**Permintaan A**
Terjemahkan ke dalam bahasa Inggris kalimat "Lima ribu rupiah harga tiket yang harus kami bayar untuk satu mobil dengan enam penumpang." dari tulisan tentang senja di Tanjung Kesirat.
**Permintaan B**
Tolong cetak bagian tulisan tentang senja di Tanjung Kesirat mulai dari "Sunset di Tanjung" sampai dengan "hilang di peraduan.", termasuk kata-kata terakhir itu, tanpa mengubah apa pun.

Rupa Senja Tanjung Kesirat

Sunset di Tanjung Kesirat
Sang fajar berwarna merah merekah akan kembali ke peraduan (dok.pri)

Mentari sudah mulai tergelincir ke barat menuju peraduan tanda senja akan segera datang. Warna kuning kemerahan terlihat di atas garis cakrawala bercampur dengan warna biru di angkasa. Rentetan pujian dituturkan disusul dengan pertanyaan kapan sampai di tempat tujuan. Tak sabar rasanya ingin segera sampai dan menyaksikannya hilang di peraduan.

Pedal gas diinjak dan mesin mobil menderu. Kencang mobil kami melaju. Berpacu dengan waktu karena senja tak mau menunggu. Kami cemas dan takut kalau-kalau kami kalah dari waktu. Namun segera saja kami tepis rasa itu. Ingatan dan perkiraan menjadi satu-satunya petunjuk kami menuju Tanjung Kesirat. Itu adalah kali pertama saya mendengarnya. Menurut seorang teman, ini lah salah satu tempat terbaik di Gunung Kidul untuk melihat matahari meluncur menghilang.

Matahari Tenggelam di Tanjung Kesirat
Mentari mengintip dari sela pohon (dok.pri.)

Raut muka cemas kami berubah gembira saat melihat sebuah papan petunjuk kecil bertuliskan Tanjung Kesirat di sebelah gang kecil yang muat untuk satu mobil. Petunjuk tersebut memberi harapan bahwa kami masih diberi kesempatan untuk menyaksikan mentari kembali ke peraduan. Sekitar lima puluh meter setelah memasuki gang kecil tersebut, dua orang penjaga pos berumur belasan menghentikan mobil kami. Lima ribu rupiah harga tiket yang harus kami bayar untuk satu mobil dengan enam penumpang. Kelak kami tau, harga tersebut cukup murah untuk pemandangan spektakuler yang ditawarkan.

Kami mengikuti jalur satu-satunya menuju Tanjung Kesirat masih dengan perasaan cemas karena mentari sudah semakin tak sabar untuk menutup hari. Mobil kami bergoncang di atas jalan yang sengaja dibuat membentuk dua lajur selebar jarak roda mobil. Sunset menjadi prioritas utama. Jadi tak heran kalau teman saya tetap saja memacu mobil di atas jalan yang tak rata. Kami berlompatan di dalam mobil karena goncangan. Rasanya seperti sedang berada di sebuah ruangan simulasi gempa.

Seorang teman sedang melakukan L sit di pohon
Seorang teman sedang mencoba L-sit di pohon (dok.pri.)

**Data Tercatat**
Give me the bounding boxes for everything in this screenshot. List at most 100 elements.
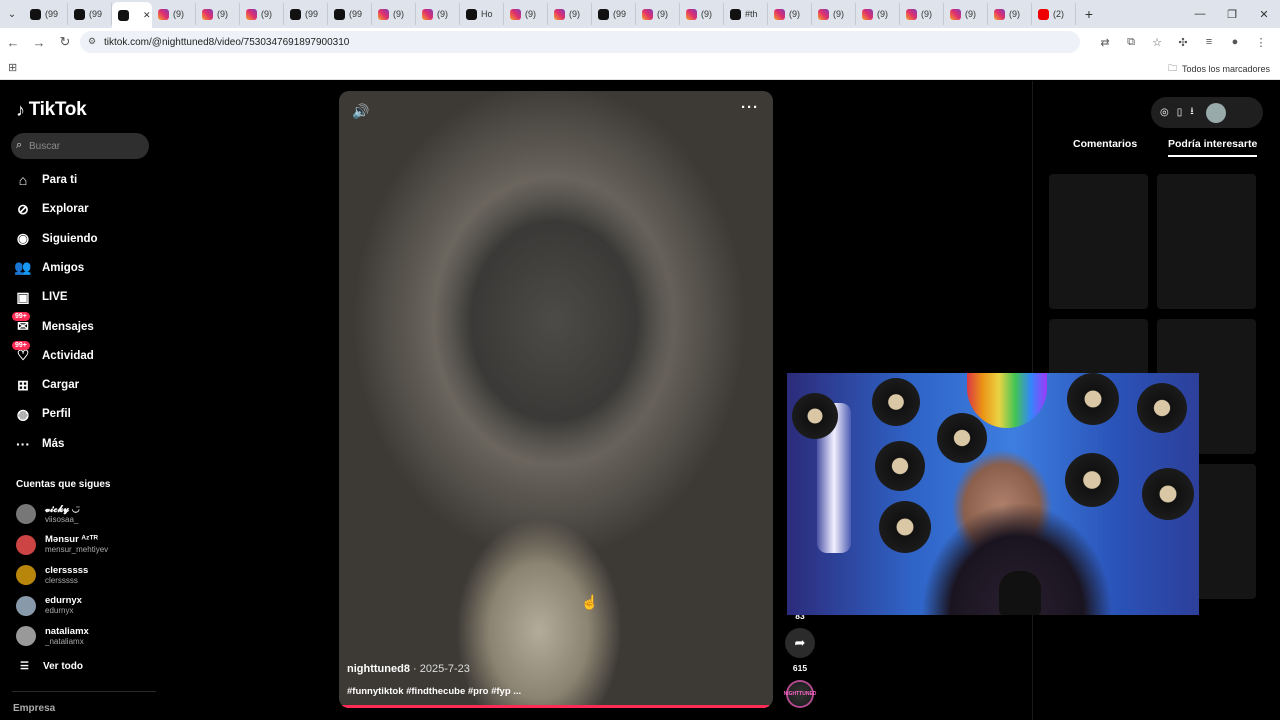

**Jawaban A**
The ticket price we had to pay for one car with six passengers was five thousand rupiah.

**Jawaban B**
Sunset di Tanjung Kesirat
Sang fajar berwarna merah merekah akan kembali ke peraduan (dok.pri)

Mentari sudah mulai tergelincir ke barat menuju peraduan tanda senja akan segera datang. Warna kuning kemerahan terlihat di atas garis cakrawala bercampur dengan warna biru di angkasa. Rentetan pujian dituturkan disusul dengan pertanyaan kapan sampai di tempat tujuan. Tak sabar rasanya ingin segera sampai dan menyaksikannya hilang di peraduan.